Exercise directions - Images must not appear in your copy; reproduce every other part of the records exactly.

Input -
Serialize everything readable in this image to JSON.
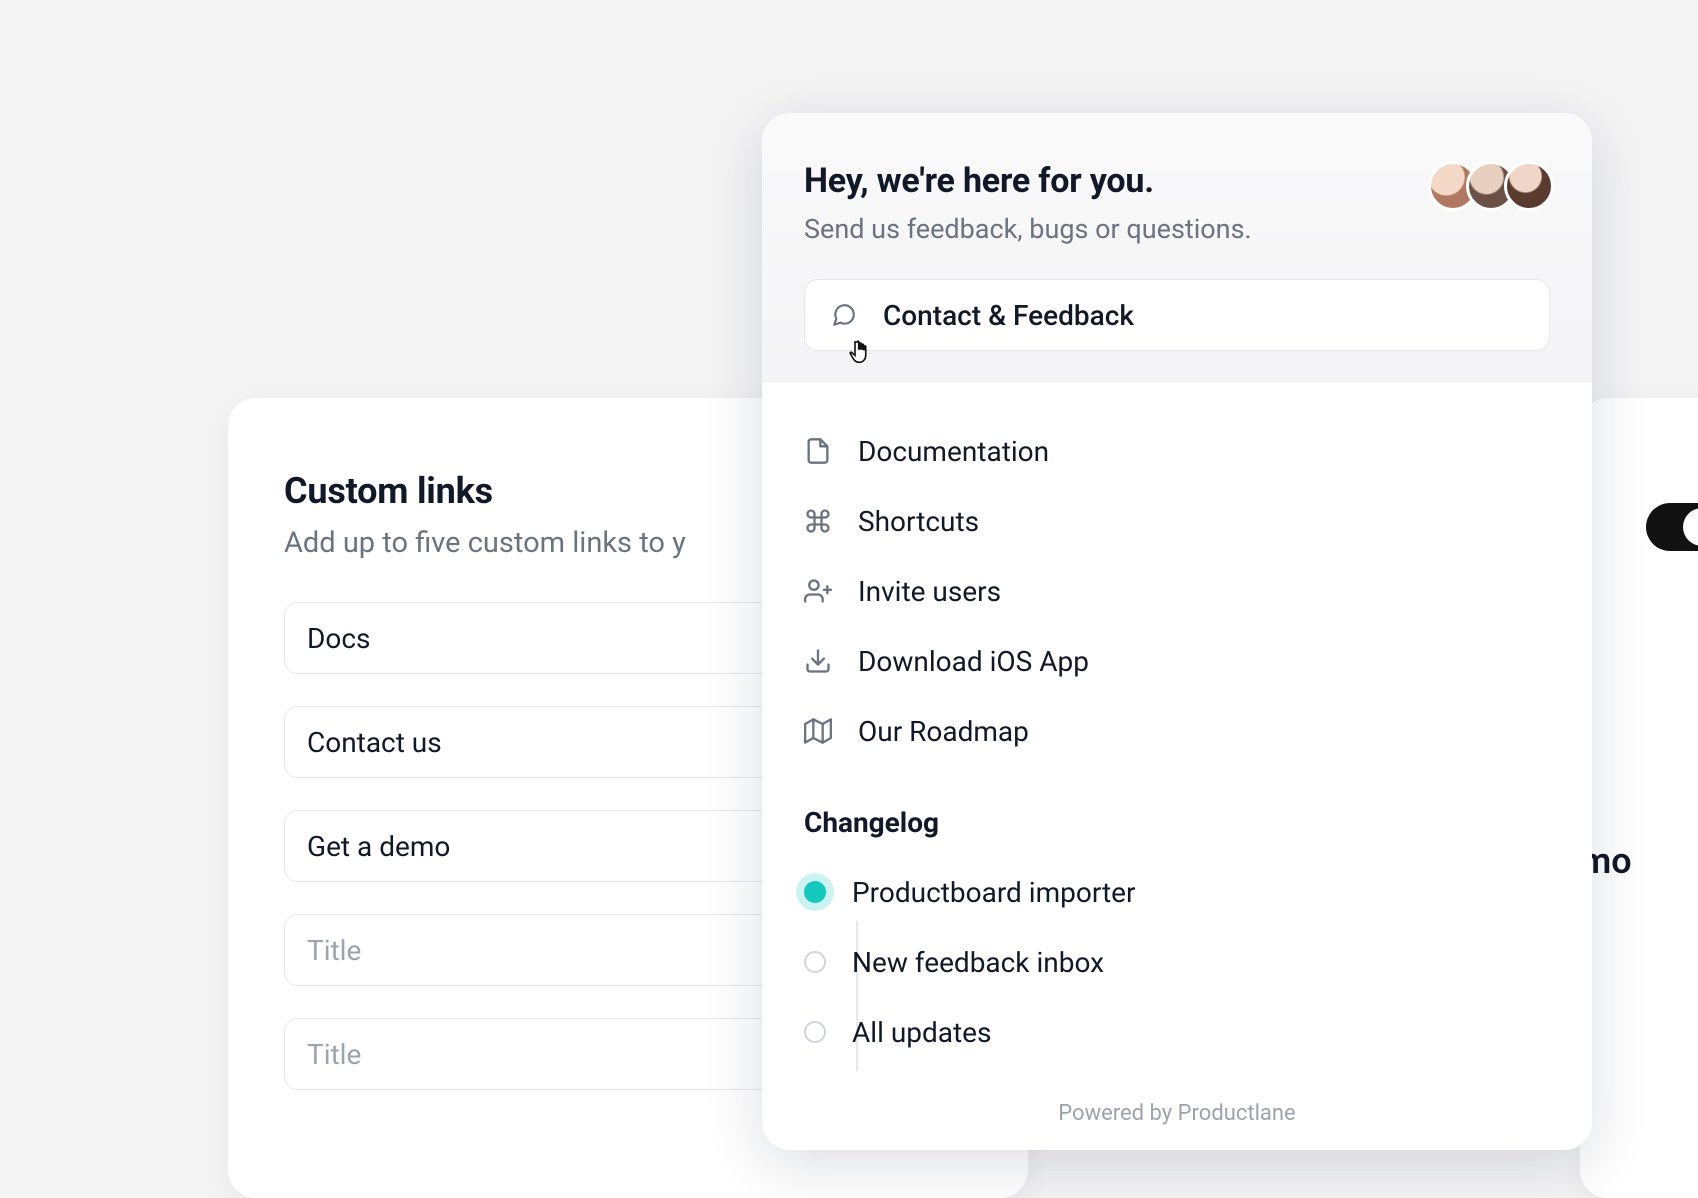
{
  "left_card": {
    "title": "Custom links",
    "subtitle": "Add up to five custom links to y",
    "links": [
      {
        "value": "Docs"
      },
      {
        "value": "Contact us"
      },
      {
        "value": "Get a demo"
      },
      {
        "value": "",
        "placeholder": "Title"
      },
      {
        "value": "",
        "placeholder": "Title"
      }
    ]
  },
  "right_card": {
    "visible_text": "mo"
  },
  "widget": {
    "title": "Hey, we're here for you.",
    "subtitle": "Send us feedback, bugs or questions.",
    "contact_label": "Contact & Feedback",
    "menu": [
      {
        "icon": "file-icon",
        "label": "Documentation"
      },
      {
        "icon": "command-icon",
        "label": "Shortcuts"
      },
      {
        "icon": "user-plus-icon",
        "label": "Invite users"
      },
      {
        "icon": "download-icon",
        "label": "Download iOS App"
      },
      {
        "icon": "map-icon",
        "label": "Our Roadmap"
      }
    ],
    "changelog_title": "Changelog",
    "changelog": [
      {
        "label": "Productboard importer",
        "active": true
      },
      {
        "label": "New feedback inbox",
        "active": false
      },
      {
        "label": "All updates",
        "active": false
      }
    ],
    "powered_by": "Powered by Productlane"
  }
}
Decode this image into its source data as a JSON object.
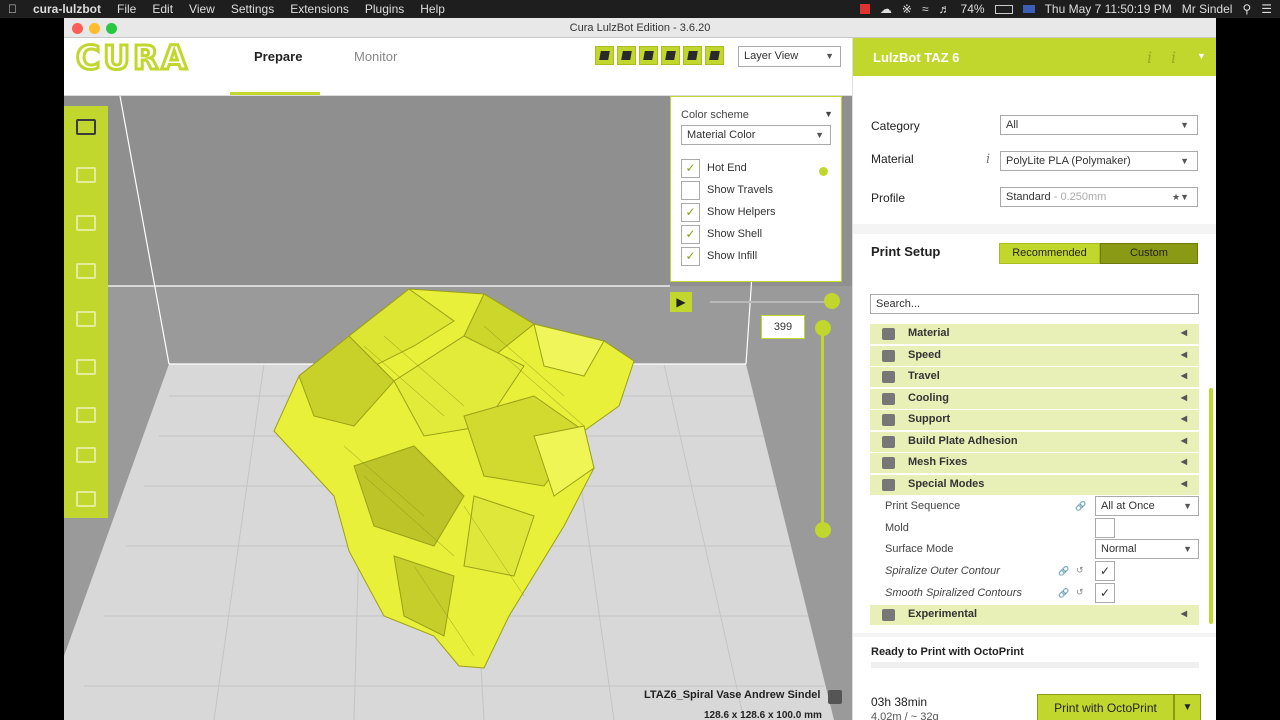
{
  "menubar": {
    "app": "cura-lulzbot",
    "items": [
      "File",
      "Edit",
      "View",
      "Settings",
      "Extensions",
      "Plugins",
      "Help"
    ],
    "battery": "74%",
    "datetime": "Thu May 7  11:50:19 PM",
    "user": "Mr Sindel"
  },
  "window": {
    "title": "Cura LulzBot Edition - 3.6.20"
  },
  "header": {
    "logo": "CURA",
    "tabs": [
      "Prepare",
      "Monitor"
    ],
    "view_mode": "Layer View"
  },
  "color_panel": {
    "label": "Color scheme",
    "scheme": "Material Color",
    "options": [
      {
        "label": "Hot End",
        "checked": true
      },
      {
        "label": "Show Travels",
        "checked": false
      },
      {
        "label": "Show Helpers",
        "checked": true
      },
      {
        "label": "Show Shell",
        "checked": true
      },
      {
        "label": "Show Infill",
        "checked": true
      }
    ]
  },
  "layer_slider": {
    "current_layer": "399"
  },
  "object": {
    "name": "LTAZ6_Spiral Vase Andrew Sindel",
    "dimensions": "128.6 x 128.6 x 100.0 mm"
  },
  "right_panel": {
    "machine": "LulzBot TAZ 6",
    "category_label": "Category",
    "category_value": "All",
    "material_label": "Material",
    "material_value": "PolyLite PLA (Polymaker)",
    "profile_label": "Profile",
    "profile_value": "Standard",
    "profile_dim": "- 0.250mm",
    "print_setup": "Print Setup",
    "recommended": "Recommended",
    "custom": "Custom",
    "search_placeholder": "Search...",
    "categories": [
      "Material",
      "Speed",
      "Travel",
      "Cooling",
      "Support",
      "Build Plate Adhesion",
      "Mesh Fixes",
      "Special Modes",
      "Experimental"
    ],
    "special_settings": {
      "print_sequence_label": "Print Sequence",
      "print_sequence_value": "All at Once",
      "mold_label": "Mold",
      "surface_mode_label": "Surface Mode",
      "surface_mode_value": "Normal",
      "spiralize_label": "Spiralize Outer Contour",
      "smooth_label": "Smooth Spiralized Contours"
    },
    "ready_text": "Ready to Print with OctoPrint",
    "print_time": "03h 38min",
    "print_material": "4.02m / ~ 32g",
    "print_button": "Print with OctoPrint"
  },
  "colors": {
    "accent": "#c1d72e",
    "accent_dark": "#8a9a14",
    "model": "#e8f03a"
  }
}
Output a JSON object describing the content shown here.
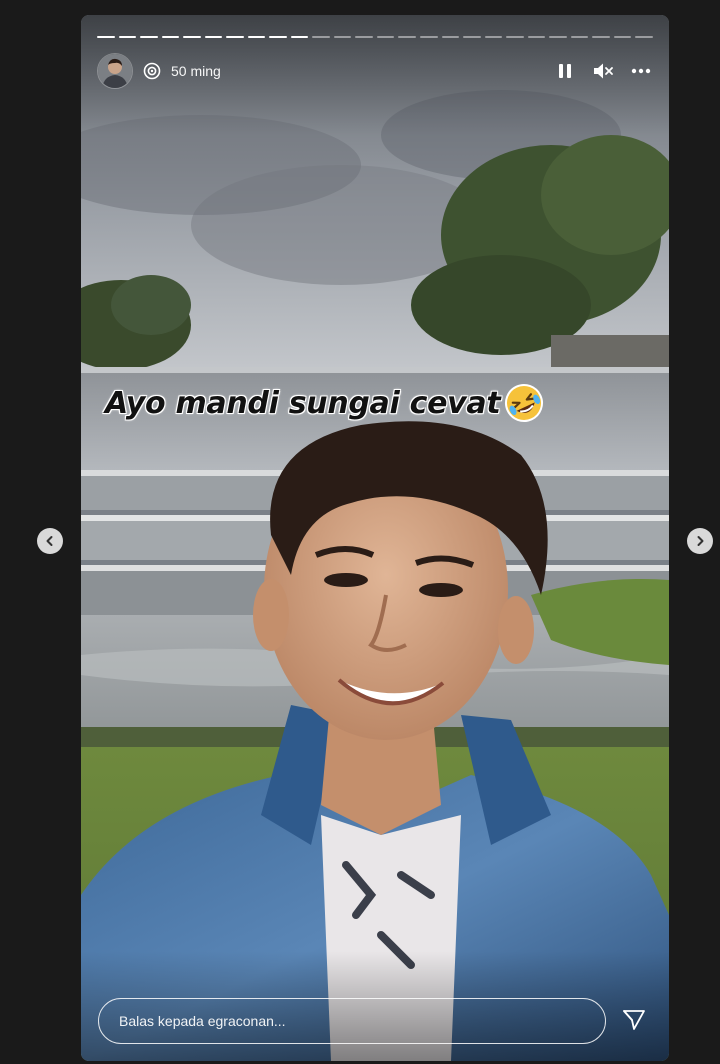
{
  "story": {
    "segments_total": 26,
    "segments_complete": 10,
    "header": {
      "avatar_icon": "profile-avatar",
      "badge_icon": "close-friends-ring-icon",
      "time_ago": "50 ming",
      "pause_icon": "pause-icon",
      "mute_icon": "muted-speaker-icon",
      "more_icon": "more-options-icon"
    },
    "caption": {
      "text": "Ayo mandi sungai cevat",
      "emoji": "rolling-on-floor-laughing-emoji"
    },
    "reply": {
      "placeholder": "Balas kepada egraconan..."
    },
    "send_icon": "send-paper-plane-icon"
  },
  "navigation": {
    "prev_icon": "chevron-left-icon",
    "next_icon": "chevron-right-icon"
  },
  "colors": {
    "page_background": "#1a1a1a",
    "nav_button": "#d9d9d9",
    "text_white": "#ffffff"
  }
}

Solved problem -
Serialize everything readable in this image to JSON.
{
  "left_card": {
    "title": "Custom links",
    "subtitle": "Add up to five custom links to y",
    "links": [
      {
        "value": "Docs"
      },
      {
        "value": "Contact us"
      },
      {
        "value": "Get a demo"
      },
      {
        "value": "",
        "placeholder": "Title"
      },
      {
        "value": "",
        "placeholder": "Title"
      }
    ]
  },
  "right_card": {
    "visible_text": "mo"
  },
  "widget": {
    "title": "Hey, we're here for you.",
    "subtitle": "Send us feedback, bugs or questions.",
    "contact_label": "Contact & Feedback",
    "menu": [
      {
        "icon": "file-icon",
        "label": "Documentation"
      },
      {
        "icon": "command-icon",
        "label": "Shortcuts"
      },
      {
        "icon": "user-plus-icon",
        "label": "Invite users"
      },
      {
        "icon": "download-icon",
        "label": "Download iOS App"
      },
      {
        "icon": "map-icon",
        "label": "Our Roadmap"
      }
    ],
    "changelog_title": "Changelog",
    "changelog": [
      {
        "label": "Productboard importer",
        "active": true
      },
      {
        "label": "New feedback inbox",
        "active": false
      },
      {
        "label": "All updates",
        "active": false
      }
    ],
    "powered_by": "Powered by Productlane"
  }
}
Decode this image into its source data as a JSON object.
{
  "menubar": {
    "app": "cura-lulzbot",
    "items": [
      "File",
      "Edit",
      "View",
      "Settings",
      "Extensions",
      "Plugins",
      "Help"
    ],
    "battery": "74%",
    "datetime": "Thu May 7  11:50:19 PM",
    "user": "Mr Sindel"
  },
  "window": {
    "title": "Cura LulzBot Edition - 3.6.20"
  },
  "header": {
    "logo": "CURA",
    "tabs": [
      "Prepare",
      "Monitor"
    ],
    "view_mode": "Layer View"
  },
  "color_panel": {
    "label": "Color scheme",
    "scheme": "Material Color",
    "options": [
      {
        "label": "Hot End",
        "checked": true
      },
      {
        "label": "Show Travels",
        "checked": false
      },
      {
        "label": "Show Helpers",
        "checked": true
      },
      {
        "label": "Show Shell",
        "checked": true
      },
      {
        "label": "Show Infill",
        "checked": true
      }
    ]
  },
  "layer_slider": {
    "current_layer": "399"
  },
  "object": {
    "name": "LTAZ6_Spiral Vase Andrew Sindel",
    "dimensions": "128.6 x 128.6 x 100.0 mm"
  },
  "right_panel": {
    "machine": "LulzBot TAZ 6",
    "category_label": "Category",
    "category_value": "All",
    "material_label": "Material",
    "material_value": "PolyLite PLA (Polymaker)",
    "profile_label": "Profile",
    "profile_value": "Standard",
    "profile_dim": "- 0.250mm",
    "print_setup": "Print Setup",
    "recommended": "Recommended",
    "custom": "Custom",
    "search_placeholder": "Search...",
    "categories": [
      "Material",
      "Speed",
      "Travel",
      "Cooling",
      "Support",
      "Build Plate Adhesion",
      "Mesh Fixes",
      "Special Modes",
      "Experimental"
    ],
    "special_settings": {
      "print_sequence_label": "Print Sequence",
      "print_sequence_value": "All at Once",
      "mold_label": "Mold",
      "surface_mode_label": "Surface Mode",
      "surface_mode_value": "Normal",
      "spiralize_label": "Spiralize Outer Contour",
      "smooth_label": "Smooth Spiralized Contours"
    },
    "ready_text": "Ready to Print with OctoPrint",
    "print_time": "03h 38min",
    "print_material": "4.02m / ~ 32g",
    "print_button": "Print with OctoPrint"
  },
  "colors": {
    "accent": "#c1d72e",
    "accent_dark": "#8a9a14",
    "model": "#e8f03a"
  }
}
Output a JSON object describing the content shown here.
{
  "story": {
    "segments_total": 26,
    "segments_complete": 10,
    "header": {
      "avatar_icon": "profile-avatar",
      "badge_icon": "close-friends-ring-icon",
      "time_ago": "50 ming",
      "pause_icon": "pause-icon",
      "mute_icon": "muted-speaker-icon",
      "more_icon": "more-options-icon"
    },
    "caption": {
      "text": "Ayo mandi sungai cevat",
      "emoji": "rolling-on-floor-laughing-emoji"
    },
    "reply": {
      "placeholder": "Balas kepada egraconan..."
    },
    "send_icon": "send-paper-plane-icon"
  },
  "navigation": {
    "prev_icon": "chevron-left-icon",
    "next_icon": "chevron-right-icon"
  },
  "colors": {
    "page_background": "#1a1a1a",
    "nav_button": "#d9d9d9",
    "text_white": "#ffffff"
  }
}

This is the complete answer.